=== Requirements ===
Restate the records below word for word, and omit the images they hold.

=== Supplied information ===
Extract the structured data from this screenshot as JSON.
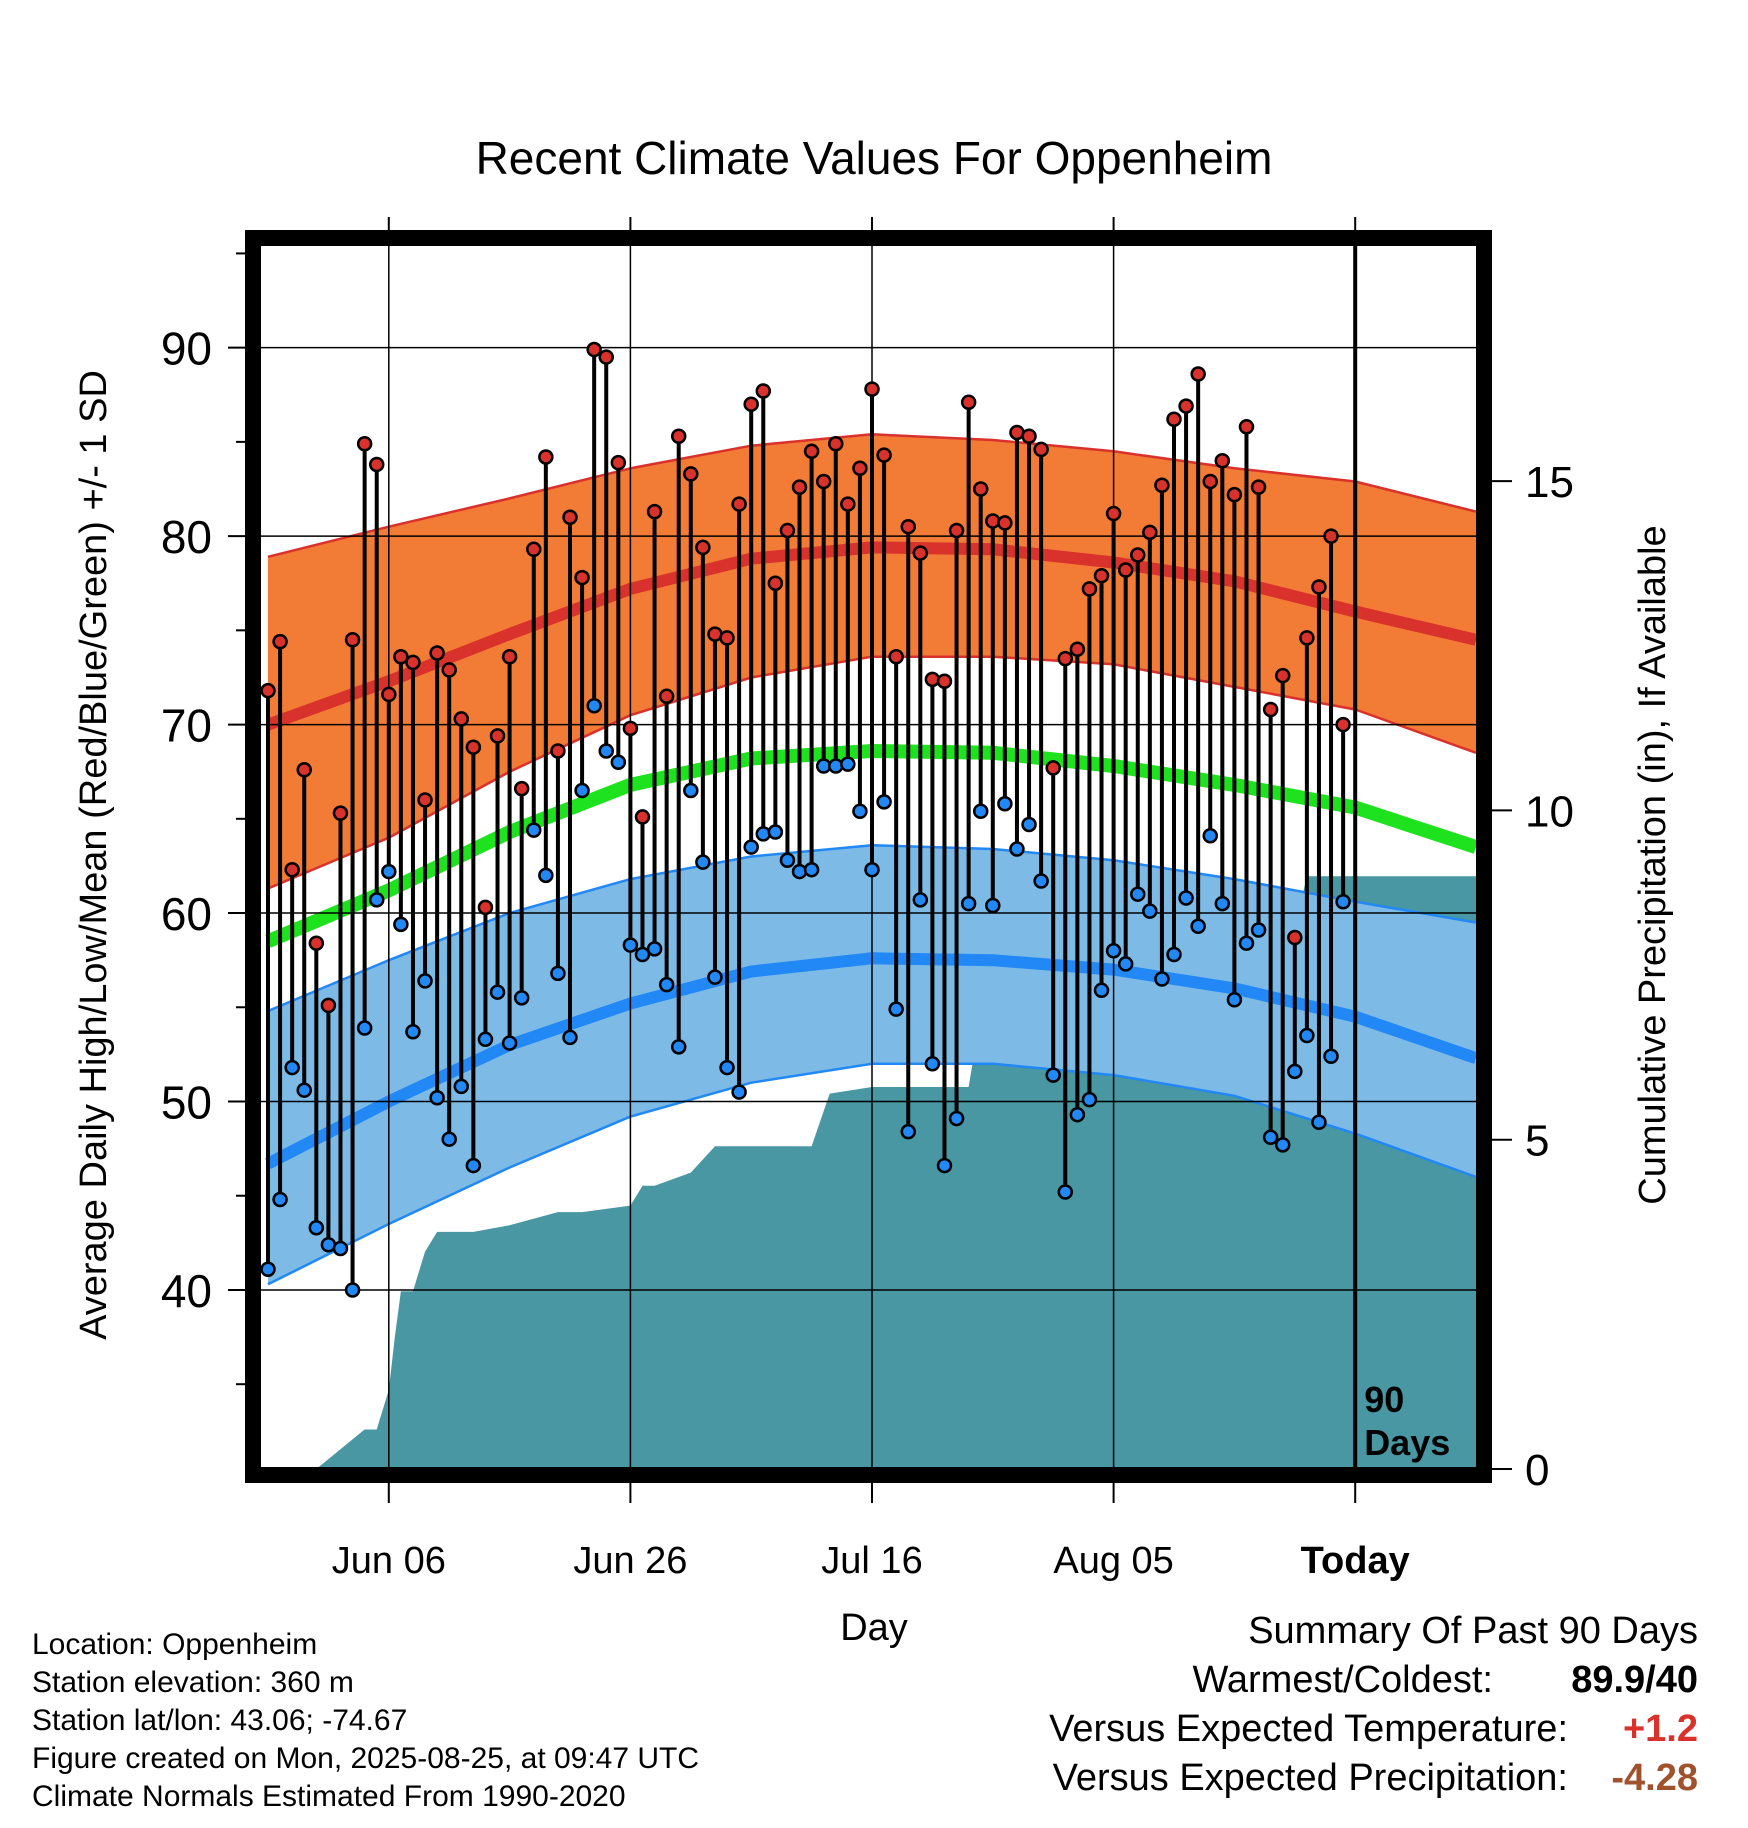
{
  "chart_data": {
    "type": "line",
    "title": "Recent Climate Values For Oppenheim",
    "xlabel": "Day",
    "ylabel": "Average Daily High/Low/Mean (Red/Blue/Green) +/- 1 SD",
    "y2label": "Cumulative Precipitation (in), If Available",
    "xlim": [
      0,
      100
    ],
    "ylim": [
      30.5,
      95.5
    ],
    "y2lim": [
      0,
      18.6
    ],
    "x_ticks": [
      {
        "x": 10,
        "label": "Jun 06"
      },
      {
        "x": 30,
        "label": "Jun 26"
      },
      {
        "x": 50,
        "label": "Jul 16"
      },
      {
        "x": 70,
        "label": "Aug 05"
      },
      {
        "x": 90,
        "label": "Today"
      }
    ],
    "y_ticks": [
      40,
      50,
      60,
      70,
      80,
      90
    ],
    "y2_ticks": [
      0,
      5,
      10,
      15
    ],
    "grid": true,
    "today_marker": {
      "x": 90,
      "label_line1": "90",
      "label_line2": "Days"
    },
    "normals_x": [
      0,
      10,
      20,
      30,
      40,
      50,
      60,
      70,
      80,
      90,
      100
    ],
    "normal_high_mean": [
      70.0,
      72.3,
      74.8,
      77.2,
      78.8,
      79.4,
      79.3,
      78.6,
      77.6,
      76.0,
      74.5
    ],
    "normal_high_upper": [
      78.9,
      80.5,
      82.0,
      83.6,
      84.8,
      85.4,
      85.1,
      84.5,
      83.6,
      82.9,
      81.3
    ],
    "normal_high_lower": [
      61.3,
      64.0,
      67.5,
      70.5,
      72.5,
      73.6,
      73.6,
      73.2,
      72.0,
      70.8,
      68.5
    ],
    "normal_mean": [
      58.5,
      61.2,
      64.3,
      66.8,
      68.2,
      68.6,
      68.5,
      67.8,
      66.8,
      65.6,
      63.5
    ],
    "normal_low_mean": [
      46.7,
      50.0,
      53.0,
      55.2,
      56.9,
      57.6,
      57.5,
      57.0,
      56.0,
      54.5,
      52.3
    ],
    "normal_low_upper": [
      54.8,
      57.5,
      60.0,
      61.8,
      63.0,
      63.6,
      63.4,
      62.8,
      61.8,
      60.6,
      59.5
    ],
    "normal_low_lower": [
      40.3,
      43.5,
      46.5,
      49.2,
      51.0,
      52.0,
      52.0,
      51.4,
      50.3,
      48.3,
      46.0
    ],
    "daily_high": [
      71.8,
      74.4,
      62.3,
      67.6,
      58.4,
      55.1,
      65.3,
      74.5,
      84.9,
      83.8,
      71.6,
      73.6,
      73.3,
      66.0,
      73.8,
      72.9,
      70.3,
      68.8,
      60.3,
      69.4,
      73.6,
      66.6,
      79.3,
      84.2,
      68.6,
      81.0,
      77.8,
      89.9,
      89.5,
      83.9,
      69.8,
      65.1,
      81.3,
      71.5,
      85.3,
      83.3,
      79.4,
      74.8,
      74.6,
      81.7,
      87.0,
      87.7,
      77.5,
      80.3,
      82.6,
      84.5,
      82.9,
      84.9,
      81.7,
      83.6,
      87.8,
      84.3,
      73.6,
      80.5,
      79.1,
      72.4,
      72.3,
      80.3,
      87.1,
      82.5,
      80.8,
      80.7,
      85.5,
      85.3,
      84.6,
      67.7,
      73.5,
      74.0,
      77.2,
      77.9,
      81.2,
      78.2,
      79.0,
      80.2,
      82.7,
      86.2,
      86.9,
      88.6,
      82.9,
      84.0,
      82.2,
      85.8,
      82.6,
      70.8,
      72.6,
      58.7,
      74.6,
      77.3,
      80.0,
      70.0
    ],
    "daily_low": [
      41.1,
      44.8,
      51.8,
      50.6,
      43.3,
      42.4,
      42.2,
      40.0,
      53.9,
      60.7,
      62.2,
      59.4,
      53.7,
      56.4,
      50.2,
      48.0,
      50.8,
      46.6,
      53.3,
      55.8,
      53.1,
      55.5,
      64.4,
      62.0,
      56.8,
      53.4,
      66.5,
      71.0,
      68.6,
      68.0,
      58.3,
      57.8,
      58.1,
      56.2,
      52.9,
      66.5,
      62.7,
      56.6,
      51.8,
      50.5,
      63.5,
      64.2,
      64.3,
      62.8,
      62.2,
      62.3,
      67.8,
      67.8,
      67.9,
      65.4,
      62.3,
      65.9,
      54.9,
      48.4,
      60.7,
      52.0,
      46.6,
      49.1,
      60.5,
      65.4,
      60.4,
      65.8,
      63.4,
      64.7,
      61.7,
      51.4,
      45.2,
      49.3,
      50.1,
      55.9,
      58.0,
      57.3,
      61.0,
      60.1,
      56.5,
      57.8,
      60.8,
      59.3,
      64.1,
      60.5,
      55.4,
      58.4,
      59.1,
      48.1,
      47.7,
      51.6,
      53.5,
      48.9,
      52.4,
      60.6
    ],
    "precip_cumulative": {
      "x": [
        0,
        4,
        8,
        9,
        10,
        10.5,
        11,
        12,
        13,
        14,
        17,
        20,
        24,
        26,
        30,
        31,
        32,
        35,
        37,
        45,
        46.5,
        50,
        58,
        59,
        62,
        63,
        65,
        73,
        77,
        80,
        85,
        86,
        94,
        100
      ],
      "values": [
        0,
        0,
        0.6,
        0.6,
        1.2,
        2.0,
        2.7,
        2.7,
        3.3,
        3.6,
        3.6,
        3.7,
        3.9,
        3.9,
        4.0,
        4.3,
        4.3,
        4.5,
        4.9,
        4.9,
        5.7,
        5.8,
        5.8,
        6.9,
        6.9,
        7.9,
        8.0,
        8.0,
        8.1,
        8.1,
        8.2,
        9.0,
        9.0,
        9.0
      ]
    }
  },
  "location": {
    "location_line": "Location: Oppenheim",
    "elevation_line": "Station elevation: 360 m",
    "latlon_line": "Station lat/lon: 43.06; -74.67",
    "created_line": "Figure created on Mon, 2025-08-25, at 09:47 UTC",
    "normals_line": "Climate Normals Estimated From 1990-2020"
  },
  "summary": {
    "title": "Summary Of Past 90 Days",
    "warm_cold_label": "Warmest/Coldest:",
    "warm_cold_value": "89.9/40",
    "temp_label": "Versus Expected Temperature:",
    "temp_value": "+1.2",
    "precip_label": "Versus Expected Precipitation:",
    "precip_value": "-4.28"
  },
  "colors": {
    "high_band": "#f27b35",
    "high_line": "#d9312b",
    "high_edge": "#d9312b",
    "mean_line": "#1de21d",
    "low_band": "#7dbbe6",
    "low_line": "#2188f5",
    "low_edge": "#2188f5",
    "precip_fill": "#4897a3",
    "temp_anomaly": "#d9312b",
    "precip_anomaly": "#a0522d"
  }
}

=== Output for this exercise ===
Extract the structured data from this screenshot as JSON.
{
  "chart_data": {
    "type": "line",
    "title": "Recent Climate Values For Oppenheim",
    "xlabel": "Day",
    "ylabel": "Average Daily High/Low/Mean (Red/Blue/Green) +/- 1 SD",
    "y2label": "Cumulative Precipitation (in), If Available",
    "xlim": [
      0,
      100
    ],
    "ylim": [
      30.5,
      95.5
    ],
    "y2lim": [
      0,
      18.6
    ],
    "x_ticks": [
      {
        "x": 10,
        "label": "Jun 06"
      },
      {
        "x": 30,
        "label": "Jun 26"
      },
      {
        "x": 50,
        "label": "Jul 16"
      },
      {
        "x": 70,
        "label": "Aug 05"
      },
      {
        "x": 90,
        "label": "Today"
      }
    ],
    "y_ticks": [
      40,
      50,
      60,
      70,
      80,
      90
    ],
    "y2_ticks": [
      0,
      5,
      10,
      15
    ],
    "grid": true,
    "today_marker": {
      "x": 90,
      "label_line1": "90",
      "label_line2": "Days"
    },
    "normals_x": [
      0,
      10,
      20,
      30,
      40,
      50,
      60,
      70,
      80,
      90,
      100
    ],
    "normal_high_mean": [
      70.0,
      72.3,
      74.8,
      77.2,
      78.8,
      79.4,
      79.3,
      78.6,
      77.6,
      76.0,
      74.5
    ],
    "normal_high_upper": [
      78.9,
      80.5,
      82.0,
      83.6,
      84.8,
      85.4,
      85.1,
      84.5,
      83.6,
      82.9,
      81.3
    ],
    "normal_high_lower": [
      61.3,
      64.0,
      67.5,
      70.5,
      72.5,
      73.6,
      73.6,
      73.2,
      72.0,
      70.8,
      68.5
    ],
    "normal_mean": [
      58.5,
      61.2,
      64.3,
      66.8,
      68.2,
      68.6,
      68.5,
      67.8,
      66.8,
      65.6,
      63.5
    ],
    "normal_low_mean": [
      46.7,
      50.0,
      53.0,
      55.2,
      56.9,
      57.6,
      57.5,
      57.0,
      56.0,
      54.5,
      52.3
    ],
    "normal_low_upper": [
      54.8,
      57.5,
      60.0,
      61.8,
      63.0,
      63.6,
      63.4,
      62.8,
      61.8,
      60.6,
      59.5
    ],
    "normal_low_lower": [
      40.3,
      43.5,
      46.5,
      49.2,
      51.0,
      52.0,
      52.0,
      51.4,
      50.3,
      48.3,
      46.0
    ],
    "daily_high": [
      71.8,
      74.4,
      62.3,
      67.6,
      58.4,
      55.1,
      65.3,
      74.5,
      84.9,
      83.8,
      71.6,
      73.6,
      73.3,
      66.0,
      73.8,
      72.9,
      70.3,
      68.8,
      60.3,
      69.4,
      73.6,
      66.6,
      79.3,
      84.2,
      68.6,
      81.0,
      77.8,
      89.9,
      89.5,
      83.9,
      69.8,
      65.1,
      81.3,
      71.5,
      85.3,
      83.3,
      79.4,
      74.8,
      74.6,
      81.7,
      87.0,
      87.7,
      77.5,
      80.3,
      82.6,
      84.5,
      82.9,
      84.9,
      81.7,
      83.6,
      87.8,
      84.3,
      73.6,
      80.5,
      79.1,
      72.4,
      72.3,
      80.3,
      87.1,
      82.5,
      80.8,
      80.7,
      85.5,
      85.3,
      84.6,
      67.7,
      73.5,
      74.0,
      77.2,
      77.9,
      81.2,
      78.2,
      79.0,
      80.2,
      82.7,
      86.2,
      86.9,
      88.6,
      82.9,
      84.0,
      82.2,
      85.8,
      82.6,
      70.8,
      72.6,
      58.7,
      74.6,
      77.3,
      80.0,
      70.0
    ],
    "daily_low": [
      41.1,
      44.8,
      51.8,
      50.6,
      43.3,
      42.4,
      42.2,
      40.0,
      53.9,
      60.7,
      62.2,
      59.4,
      53.7,
      56.4,
      50.2,
      48.0,
      50.8,
      46.6,
      53.3,
      55.8,
      53.1,
      55.5,
      64.4,
      62.0,
      56.8,
      53.4,
      66.5,
      71.0,
      68.6,
      68.0,
      58.3,
      57.8,
      58.1,
      56.2,
      52.9,
      66.5,
      62.7,
      56.6,
      51.8,
      50.5,
      63.5,
      64.2,
      64.3,
      62.8,
      62.2,
      62.3,
      67.8,
      67.8,
      67.9,
      65.4,
      62.3,
      65.9,
      54.9,
      48.4,
      60.7,
      52.0,
      46.6,
      49.1,
      60.5,
      65.4,
      60.4,
      65.8,
      63.4,
      64.7,
      61.7,
      51.4,
      45.2,
      49.3,
      50.1,
      55.9,
      58.0,
      57.3,
      61.0,
      60.1,
      56.5,
      57.8,
      60.8,
      59.3,
      64.1,
      60.5,
      55.4,
      58.4,
      59.1,
      48.1,
      47.7,
      51.6,
      53.5,
      48.9,
      52.4,
      60.6
    ],
    "precip_cumulative": {
      "x": [
        0,
        4,
        8,
        9,
        10,
        10.5,
        11,
        12,
        13,
        14,
        17,
        20,
        24,
        26,
        30,
        31,
        32,
        35,
        37,
        45,
        46.5,
        50,
        58,
        59,
        62,
        63,
        65,
        73,
        77,
        80,
        85,
        86,
        94,
        100
      ],
      "values": [
        0,
        0,
        0.6,
        0.6,
        1.2,
        2.0,
        2.7,
        2.7,
        3.3,
        3.6,
        3.6,
        3.7,
        3.9,
        3.9,
        4.0,
        4.3,
        4.3,
        4.5,
        4.9,
        4.9,
        5.7,
        5.8,
        5.8,
        6.9,
        6.9,
        7.9,
        8.0,
        8.0,
        8.1,
        8.1,
        8.2,
        9.0,
        9.0,
        9.0
      ]
    }
  },
  "location": {
    "location_line": "Location: Oppenheim",
    "elevation_line": "Station elevation: 360 m",
    "latlon_line": "Station lat/lon: 43.06; -74.67",
    "created_line": "Figure created on Mon, 2025-08-25, at 09:47 UTC",
    "normals_line": "Climate Normals Estimated From 1990-2020"
  },
  "summary": {
    "title": "Summary Of Past 90 Days",
    "warm_cold_label": "Warmest/Coldest:",
    "warm_cold_value": "89.9/40",
    "temp_label": "Versus Expected Temperature:",
    "temp_value": "+1.2",
    "precip_label": "Versus Expected Precipitation:",
    "precip_value": "-4.28"
  },
  "colors": {
    "high_band": "#f27b35",
    "high_line": "#d9312b",
    "high_edge": "#d9312b",
    "mean_line": "#1de21d",
    "low_band": "#7dbbe6",
    "low_line": "#2188f5",
    "low_edge": "#2188f5",
    "precip_fill": "#4897a3",
    "temp_anomaly": "#d9312b",
    "precip_anomaly": "#a0522d"
  }
}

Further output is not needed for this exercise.